Start of Given records
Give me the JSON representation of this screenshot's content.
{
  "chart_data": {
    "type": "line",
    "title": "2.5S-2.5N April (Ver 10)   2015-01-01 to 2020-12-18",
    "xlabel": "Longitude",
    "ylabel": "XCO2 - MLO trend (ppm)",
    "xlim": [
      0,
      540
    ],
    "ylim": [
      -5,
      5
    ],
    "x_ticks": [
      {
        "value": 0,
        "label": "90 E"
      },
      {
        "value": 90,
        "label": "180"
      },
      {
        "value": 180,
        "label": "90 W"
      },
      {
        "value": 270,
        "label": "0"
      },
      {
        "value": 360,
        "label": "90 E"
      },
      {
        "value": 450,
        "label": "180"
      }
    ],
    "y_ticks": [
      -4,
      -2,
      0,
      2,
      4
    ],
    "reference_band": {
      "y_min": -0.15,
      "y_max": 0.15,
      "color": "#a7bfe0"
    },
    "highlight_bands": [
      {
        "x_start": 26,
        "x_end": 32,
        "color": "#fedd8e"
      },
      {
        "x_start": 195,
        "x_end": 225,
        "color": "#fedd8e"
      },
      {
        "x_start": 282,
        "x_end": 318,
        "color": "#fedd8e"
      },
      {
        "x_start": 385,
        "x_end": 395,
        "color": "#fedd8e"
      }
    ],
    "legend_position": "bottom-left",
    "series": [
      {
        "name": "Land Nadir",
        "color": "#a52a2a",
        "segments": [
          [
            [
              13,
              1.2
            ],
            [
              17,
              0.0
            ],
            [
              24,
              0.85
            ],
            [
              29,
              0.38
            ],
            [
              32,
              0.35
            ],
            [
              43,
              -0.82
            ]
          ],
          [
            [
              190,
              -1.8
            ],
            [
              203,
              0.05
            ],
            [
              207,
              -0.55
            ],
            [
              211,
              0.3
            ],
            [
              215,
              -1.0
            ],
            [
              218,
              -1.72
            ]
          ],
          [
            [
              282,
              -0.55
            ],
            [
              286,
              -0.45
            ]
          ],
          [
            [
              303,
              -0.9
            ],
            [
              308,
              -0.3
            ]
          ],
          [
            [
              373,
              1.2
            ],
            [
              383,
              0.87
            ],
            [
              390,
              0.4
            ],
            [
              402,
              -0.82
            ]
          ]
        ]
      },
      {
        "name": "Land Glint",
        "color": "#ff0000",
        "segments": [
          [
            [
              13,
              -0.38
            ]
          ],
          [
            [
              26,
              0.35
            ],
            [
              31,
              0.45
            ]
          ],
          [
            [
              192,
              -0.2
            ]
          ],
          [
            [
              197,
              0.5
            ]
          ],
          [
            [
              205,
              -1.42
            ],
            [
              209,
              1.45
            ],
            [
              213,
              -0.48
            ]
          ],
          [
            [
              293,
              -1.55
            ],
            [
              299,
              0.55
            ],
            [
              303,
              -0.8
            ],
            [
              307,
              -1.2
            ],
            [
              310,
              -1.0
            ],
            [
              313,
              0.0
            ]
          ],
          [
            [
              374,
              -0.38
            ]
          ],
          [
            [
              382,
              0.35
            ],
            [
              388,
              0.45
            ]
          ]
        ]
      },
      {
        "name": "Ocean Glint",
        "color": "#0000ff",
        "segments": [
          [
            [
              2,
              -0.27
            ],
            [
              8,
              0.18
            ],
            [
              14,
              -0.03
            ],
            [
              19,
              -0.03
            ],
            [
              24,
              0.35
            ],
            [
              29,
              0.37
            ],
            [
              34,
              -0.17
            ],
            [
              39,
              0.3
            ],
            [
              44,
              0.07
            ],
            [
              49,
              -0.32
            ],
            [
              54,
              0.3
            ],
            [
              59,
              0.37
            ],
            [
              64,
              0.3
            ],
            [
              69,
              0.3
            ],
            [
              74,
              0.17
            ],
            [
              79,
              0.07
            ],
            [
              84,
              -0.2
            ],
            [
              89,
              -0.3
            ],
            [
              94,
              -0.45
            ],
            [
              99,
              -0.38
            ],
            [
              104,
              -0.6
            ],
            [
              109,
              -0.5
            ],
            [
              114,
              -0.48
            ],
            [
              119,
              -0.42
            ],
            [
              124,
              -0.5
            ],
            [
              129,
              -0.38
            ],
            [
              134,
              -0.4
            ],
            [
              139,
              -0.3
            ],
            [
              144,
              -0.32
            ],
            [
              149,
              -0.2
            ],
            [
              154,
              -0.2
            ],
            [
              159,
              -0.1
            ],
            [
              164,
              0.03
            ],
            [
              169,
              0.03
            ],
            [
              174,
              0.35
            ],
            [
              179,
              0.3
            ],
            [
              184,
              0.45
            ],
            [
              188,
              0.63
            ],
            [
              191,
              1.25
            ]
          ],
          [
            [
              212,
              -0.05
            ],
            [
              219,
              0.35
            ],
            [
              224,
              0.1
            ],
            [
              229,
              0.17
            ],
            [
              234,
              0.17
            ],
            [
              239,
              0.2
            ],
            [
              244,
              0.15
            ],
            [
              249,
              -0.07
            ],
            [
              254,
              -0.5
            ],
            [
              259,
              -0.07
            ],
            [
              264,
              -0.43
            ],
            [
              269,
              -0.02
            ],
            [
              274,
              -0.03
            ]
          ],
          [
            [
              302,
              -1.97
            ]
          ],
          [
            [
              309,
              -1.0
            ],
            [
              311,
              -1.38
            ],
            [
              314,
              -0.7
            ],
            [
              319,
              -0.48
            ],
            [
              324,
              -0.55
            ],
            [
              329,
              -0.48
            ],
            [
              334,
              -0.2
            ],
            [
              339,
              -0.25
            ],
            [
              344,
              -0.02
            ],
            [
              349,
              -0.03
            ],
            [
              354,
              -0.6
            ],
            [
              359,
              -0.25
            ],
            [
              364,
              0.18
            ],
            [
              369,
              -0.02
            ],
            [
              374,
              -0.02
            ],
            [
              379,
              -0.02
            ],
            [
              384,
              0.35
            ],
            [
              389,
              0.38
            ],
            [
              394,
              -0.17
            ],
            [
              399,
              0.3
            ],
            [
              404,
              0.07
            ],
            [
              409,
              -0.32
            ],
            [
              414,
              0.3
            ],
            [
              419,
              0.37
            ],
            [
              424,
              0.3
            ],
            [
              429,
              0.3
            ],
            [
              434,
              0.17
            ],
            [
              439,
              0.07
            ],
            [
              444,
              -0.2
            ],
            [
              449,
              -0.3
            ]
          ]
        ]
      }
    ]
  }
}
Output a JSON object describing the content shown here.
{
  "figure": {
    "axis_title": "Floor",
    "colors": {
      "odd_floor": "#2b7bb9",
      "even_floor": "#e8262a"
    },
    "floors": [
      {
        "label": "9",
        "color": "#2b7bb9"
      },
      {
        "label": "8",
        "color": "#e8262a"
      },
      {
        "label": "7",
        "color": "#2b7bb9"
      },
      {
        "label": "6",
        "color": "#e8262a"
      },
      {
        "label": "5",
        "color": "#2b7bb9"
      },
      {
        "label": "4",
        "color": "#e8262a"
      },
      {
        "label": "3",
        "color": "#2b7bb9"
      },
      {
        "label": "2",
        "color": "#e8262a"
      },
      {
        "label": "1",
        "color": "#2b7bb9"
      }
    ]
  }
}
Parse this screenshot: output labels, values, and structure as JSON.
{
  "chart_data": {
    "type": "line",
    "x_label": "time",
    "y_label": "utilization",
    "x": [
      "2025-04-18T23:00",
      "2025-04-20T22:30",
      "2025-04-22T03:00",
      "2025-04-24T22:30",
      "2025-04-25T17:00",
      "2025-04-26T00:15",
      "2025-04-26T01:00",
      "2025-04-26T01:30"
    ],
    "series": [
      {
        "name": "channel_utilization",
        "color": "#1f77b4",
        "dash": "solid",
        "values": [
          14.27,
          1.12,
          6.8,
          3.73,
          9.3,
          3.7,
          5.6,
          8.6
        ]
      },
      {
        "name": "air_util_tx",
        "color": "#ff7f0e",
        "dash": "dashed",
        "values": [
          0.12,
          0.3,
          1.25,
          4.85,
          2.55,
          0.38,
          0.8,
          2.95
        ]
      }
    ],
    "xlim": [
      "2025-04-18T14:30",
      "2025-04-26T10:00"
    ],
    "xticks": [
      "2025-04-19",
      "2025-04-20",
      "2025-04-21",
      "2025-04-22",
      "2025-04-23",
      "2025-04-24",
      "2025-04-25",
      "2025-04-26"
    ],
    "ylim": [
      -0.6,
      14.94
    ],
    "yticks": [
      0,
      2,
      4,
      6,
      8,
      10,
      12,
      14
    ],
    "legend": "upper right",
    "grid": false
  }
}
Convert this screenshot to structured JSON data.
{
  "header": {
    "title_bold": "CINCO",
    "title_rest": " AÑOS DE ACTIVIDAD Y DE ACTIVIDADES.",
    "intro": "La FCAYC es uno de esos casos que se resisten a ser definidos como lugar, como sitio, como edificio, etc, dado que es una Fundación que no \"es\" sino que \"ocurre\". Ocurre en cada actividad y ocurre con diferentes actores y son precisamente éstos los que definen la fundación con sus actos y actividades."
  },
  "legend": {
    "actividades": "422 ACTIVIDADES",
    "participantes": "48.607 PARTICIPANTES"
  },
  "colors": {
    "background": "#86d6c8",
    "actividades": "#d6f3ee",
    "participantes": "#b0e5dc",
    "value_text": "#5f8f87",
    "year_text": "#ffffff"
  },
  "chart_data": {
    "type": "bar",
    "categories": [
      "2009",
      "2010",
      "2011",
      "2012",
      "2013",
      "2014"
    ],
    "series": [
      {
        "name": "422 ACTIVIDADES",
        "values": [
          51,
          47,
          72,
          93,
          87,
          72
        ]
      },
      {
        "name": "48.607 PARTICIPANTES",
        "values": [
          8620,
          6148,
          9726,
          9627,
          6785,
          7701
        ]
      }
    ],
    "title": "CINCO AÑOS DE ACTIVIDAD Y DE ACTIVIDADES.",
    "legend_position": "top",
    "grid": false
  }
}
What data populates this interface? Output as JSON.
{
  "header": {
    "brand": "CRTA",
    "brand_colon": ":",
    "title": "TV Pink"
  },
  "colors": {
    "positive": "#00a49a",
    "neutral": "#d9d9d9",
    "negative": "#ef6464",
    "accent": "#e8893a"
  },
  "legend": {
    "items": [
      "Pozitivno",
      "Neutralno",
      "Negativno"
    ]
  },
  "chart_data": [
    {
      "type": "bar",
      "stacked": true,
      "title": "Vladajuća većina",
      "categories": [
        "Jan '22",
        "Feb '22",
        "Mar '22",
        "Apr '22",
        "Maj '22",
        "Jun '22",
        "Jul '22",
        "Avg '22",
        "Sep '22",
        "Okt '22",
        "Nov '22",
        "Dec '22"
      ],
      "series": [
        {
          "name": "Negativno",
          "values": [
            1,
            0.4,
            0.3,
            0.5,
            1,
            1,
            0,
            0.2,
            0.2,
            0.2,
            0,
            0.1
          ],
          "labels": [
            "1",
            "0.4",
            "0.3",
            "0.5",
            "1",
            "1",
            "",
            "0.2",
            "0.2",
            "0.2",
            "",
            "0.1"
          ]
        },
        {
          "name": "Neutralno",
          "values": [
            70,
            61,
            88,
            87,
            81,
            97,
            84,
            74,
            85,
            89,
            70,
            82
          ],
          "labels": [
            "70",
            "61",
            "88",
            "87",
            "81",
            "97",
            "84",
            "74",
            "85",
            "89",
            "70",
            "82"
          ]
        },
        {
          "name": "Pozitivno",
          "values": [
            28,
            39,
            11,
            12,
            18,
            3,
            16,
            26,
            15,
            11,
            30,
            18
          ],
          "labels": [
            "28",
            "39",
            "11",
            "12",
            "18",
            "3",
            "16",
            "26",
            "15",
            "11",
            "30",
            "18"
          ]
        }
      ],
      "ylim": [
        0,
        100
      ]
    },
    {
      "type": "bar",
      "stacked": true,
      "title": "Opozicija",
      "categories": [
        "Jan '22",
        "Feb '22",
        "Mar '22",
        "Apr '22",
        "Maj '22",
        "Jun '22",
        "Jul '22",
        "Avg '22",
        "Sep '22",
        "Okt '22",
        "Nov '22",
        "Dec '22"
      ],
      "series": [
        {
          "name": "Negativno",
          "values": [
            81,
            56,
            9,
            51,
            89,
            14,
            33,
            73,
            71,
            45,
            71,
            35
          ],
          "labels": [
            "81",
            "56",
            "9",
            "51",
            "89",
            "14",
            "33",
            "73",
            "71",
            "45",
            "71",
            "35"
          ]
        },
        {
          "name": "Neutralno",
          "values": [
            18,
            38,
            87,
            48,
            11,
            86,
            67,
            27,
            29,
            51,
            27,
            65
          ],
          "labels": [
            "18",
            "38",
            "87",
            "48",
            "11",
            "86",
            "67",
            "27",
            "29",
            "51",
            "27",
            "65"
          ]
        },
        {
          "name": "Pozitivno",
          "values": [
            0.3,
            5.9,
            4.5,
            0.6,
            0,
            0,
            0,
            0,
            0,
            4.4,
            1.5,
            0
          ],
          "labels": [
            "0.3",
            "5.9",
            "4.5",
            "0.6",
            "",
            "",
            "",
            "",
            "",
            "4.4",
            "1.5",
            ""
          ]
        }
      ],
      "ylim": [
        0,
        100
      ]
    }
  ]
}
End of Given records
> **Directive**
Copy all lines above containing the string "JSON".

> **Exercise solution**
Give me the JSON representation of this screenshot's content.
Output a JSON object describing the content shown here.
Parse this screenshot: output labels, values, and structure as JSON.
Convert this screenshot to structured JSON data.
What data populates this interface? Output as JSON.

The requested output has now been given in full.